── Source text
Lynn Township is a township in McLeod County, Minnesota, United States. The population was 604 at the 2000 census.

History
According to Warren Upham, Lynn Township may be named after Lynn, Massachusetts.

Geography
According to the United States Census Bureau, the township has a total area of 33.1 square miles (85.8 km2), of which 31.8 square miles (82.3 km2)  is land and 1.4 square miles (3.5 km2)  (4.10%) is water.

Demographics
As of the census of 2000, there were 604 people, 216 households, and 174 families residing in the township.  The population density was 19.0 people per square mile (7.3/km2). There were 226 housing units at an average density of 7.1/sq mi (2.7/km2). The racial makeup of the township was 99.01% White, 0.17% Asian, 0.33% from other races, and 0.50% from two or more races. Hispanic or Latino of any race were 0.50% of the population.

There were 216 households, out of which 35.2% had children under the age of 18 living with them, 70.8% were married couples living together, 3.2% had a female householder with no husband present, and 19.4% were non-families. 18.5% of all households were made up of individuals, and 10.2% had someone living alone who was 65 years of age or older. The average household size was 2.80 and the average family size was 3.19.
────
── Input data
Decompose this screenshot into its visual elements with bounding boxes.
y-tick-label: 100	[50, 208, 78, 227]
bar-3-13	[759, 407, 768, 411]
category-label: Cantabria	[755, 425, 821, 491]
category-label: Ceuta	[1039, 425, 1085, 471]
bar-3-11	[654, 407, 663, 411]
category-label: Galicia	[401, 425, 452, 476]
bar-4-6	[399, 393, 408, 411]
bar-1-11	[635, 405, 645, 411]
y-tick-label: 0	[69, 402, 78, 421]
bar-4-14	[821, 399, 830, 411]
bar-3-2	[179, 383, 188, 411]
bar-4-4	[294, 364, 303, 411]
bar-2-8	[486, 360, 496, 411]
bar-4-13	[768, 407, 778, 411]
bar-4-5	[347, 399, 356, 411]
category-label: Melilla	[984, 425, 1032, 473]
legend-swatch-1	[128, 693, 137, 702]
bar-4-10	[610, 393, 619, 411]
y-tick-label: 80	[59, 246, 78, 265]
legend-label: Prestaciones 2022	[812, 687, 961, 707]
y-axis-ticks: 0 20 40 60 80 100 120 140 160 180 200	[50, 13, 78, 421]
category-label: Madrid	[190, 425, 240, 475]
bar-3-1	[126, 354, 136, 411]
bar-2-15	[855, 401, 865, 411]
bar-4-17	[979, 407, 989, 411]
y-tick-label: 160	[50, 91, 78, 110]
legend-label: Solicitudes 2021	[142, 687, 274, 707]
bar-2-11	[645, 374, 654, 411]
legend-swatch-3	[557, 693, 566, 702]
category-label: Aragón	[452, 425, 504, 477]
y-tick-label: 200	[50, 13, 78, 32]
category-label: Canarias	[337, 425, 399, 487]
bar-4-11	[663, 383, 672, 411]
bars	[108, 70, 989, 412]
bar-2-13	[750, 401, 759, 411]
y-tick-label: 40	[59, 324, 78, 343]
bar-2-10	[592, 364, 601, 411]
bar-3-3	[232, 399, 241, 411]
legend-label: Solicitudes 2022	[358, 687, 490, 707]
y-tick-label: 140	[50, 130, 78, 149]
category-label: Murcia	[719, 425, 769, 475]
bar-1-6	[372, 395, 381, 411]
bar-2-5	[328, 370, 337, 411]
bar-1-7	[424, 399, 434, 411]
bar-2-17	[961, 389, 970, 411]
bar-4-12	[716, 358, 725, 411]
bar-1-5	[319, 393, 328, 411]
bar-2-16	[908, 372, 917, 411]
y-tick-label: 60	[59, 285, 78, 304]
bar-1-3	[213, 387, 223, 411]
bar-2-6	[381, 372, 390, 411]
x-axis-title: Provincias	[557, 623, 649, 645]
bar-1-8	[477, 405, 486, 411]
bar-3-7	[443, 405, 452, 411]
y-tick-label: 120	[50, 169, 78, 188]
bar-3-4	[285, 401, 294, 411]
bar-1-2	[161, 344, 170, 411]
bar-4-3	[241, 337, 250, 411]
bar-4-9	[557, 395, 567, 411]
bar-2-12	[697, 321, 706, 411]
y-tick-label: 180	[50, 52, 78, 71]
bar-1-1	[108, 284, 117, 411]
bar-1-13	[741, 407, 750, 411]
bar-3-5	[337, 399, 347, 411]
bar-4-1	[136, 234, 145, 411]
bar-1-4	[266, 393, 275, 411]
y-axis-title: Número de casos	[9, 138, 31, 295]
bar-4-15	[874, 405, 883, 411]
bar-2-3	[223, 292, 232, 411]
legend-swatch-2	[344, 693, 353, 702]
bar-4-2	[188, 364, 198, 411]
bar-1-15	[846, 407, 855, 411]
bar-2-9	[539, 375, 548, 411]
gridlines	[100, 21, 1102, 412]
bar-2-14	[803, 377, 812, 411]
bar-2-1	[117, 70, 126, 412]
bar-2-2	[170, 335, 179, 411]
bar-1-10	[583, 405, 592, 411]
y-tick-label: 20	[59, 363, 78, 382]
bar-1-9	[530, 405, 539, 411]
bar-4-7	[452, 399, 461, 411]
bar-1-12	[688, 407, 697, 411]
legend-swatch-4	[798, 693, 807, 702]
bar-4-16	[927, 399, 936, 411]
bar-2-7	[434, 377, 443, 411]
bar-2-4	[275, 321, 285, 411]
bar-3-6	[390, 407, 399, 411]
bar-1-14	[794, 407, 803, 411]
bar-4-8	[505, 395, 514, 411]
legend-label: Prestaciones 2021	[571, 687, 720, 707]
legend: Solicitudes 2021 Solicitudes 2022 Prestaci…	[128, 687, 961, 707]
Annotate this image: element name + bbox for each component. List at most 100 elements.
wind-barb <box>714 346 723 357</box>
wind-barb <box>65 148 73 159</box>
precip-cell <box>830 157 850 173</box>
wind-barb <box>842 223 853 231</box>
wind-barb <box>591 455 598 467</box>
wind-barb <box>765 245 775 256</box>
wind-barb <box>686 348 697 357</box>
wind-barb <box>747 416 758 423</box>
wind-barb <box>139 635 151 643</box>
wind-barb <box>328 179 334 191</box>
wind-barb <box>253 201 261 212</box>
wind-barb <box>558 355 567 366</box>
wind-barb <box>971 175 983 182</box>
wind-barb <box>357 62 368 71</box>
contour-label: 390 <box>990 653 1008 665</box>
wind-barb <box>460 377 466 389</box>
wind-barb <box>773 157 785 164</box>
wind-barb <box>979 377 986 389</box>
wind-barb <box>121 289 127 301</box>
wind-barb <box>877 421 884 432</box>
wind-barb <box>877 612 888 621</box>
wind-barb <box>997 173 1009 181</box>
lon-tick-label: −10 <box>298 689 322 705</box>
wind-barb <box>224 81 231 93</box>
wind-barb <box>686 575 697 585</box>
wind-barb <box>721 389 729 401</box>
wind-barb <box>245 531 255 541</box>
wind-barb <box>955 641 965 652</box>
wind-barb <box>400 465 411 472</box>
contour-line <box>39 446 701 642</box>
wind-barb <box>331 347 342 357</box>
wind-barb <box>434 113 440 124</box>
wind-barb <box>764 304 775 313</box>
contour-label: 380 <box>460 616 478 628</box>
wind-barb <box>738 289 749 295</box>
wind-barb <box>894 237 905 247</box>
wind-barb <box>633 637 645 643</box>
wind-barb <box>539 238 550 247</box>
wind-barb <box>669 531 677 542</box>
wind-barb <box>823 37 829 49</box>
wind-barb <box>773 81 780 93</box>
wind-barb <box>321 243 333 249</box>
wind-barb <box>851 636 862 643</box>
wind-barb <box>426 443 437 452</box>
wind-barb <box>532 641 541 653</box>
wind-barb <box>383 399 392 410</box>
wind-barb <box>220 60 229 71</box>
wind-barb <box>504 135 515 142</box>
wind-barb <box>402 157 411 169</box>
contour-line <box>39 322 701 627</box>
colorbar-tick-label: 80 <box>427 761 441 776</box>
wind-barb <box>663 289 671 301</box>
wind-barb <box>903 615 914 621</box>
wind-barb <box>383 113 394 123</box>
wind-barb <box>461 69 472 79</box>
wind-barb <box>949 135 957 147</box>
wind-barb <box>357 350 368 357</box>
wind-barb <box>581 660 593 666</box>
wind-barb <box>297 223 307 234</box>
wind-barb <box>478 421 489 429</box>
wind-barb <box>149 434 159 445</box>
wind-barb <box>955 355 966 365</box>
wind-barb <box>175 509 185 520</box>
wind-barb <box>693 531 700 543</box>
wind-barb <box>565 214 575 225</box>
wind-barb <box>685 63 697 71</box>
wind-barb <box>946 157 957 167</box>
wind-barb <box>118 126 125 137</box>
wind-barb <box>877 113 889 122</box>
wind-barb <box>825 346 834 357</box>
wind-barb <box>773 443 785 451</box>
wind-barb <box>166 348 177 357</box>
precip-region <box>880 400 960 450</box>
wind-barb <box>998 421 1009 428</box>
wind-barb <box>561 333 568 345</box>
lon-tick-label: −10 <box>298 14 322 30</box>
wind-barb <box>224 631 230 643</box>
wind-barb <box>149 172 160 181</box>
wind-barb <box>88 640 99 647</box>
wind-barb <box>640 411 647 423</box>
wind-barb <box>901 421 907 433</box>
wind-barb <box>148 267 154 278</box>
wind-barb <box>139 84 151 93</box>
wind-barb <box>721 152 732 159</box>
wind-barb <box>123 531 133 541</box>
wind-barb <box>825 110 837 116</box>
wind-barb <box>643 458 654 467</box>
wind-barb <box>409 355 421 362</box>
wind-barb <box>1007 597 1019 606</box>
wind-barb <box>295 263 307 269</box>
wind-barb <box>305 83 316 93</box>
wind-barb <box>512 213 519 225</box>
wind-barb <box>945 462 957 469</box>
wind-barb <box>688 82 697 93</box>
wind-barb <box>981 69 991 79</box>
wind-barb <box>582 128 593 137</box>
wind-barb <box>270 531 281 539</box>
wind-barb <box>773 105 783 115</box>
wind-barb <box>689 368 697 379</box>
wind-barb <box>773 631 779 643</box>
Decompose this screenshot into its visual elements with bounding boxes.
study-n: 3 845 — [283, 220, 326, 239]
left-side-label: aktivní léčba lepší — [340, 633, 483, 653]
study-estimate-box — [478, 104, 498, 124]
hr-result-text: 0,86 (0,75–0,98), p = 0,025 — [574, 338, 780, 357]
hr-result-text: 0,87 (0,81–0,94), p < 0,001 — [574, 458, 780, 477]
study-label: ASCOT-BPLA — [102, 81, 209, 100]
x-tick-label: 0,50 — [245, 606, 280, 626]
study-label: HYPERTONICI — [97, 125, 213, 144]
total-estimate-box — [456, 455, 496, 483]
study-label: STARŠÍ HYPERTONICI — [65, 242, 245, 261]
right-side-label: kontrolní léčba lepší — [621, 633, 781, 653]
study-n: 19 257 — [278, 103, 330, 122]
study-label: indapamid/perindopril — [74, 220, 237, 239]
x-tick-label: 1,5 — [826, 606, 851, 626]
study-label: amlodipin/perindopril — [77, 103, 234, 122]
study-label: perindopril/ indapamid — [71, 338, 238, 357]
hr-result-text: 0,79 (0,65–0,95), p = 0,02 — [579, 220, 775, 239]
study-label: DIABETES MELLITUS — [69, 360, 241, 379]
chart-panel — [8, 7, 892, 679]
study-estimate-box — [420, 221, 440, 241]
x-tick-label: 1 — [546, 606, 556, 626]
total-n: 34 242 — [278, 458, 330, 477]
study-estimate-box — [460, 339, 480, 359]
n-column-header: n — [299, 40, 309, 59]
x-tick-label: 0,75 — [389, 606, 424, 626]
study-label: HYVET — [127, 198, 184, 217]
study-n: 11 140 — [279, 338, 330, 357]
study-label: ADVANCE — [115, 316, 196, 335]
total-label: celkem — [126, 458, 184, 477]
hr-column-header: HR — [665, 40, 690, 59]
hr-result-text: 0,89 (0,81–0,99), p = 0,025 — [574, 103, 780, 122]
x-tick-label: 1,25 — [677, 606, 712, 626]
────
Apply what you read »
1: How many housing units did the Lynn Township article report for the 2000 census?
2: Extend the Lynn Township article past its final sentence.

Results for each task »
1: 226 housing units.

2:
In the township the population was spread out, with 30.0% under the age of 18, 5.1% from 18 to 24, 25.8% from 25 to 44, 25.8% from 45 to 64, and 13.2% who were 65 years of age or older. The median age was 39 years. For every 100 females, there were 111.9 males. For every 100 females age 18 and over, there were 108.4 males.

The median income for a household in the township was $51,250, and the median income for a family was $55,972. Males had a median income of $30,521 versus $26,146 for females. The per capita income for the township was $19,699.  About 4.0% of families and 5.9% of the population were below the poverty line, including 8.4% of those under age 18 and 14.5% of those age 65 or over.